For each line in the data below that holds "trysek", return a copy.

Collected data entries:
....

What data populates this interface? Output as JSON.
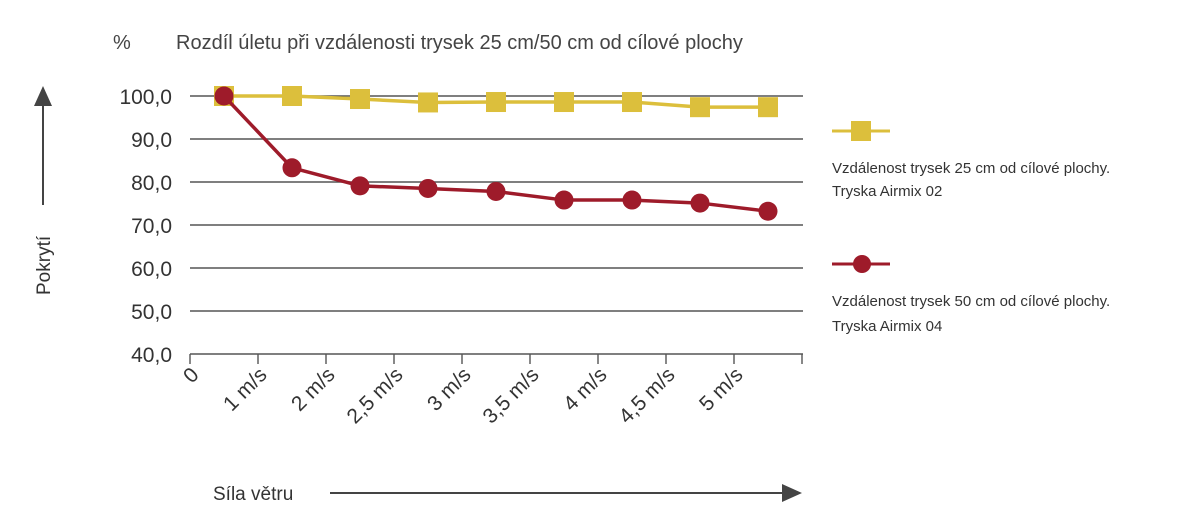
{
  "chart_data": {
    "type": "line",
    "unit": "%",
    "title": "Rozdíl úletu při vzdálenosti trysek 25 cm/50 cm od cílové plochy",
    "ylabel": "Pokrytí",
    "xlabel": "Síla větru",
    "ylim": [
      40,
      100
    ],
    "y_ticks": [
      "40,0",
      "50,0",
      "60,0",
      "70,0",
      "80,0",
      "90,0",
      "100,0"
    ],
    "y_tick_values": [
      40,
      50,
      60,
      70,
      80,
      90,
      100
    ],
    "categories": [
      "0",
      "1 m/s",
      "2 m/s",
      "2,5 m/s",
      "3 m/s",
      "3,5 m/s",
      "4 m/s",
      "4,5 m/s",
      "5 m/s"
    ],
    "x": [
      0.5,
      1.5,
      2.5,
      3.5,
      4.5,
      5.5,
      6.5,
      7.5,
      8.5
    ],
    "grid": true,
    "legend_position": "right",
    "series": [
      {
        "legend_line1": "Vzdálenost trysek 25 cm od cílové plochy.",
        "legend_line2": "Tryska Airmix 02",
        "marker": "square",
        "color": "#dcbf3c",
        "values": [
          100,
          100,
          99.3,
          98.5,
          98.6,
          98.6,
          98.6,
          97.4,
          97.4
        ]
      },
      {
        "legend_line1": "Vzdálenost trysek 50 cm od cílové plochy.",
        "legend_line2": "Tryska Airmix 04",
        "marker": "circle",
        "color": "#9e1b2a",
        "values": [
          100,
          83.3,
          79.1,
          78.5,
          77.8,
          75.8,
          75.8,
          75.1,
          73.2
        ]
      }
    ]
  }
}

....

_Solved problem_
    "title": "Rozdíl úletu při vzdálenosti trysek 25 cm/50 cm od cílové plochy",
        "legend_line1": "Vzdálenost trysek 25 cm od cílové plochy.",
        "legend_line1": "Vzdálenost trysek 50 cm od cílové plochy.",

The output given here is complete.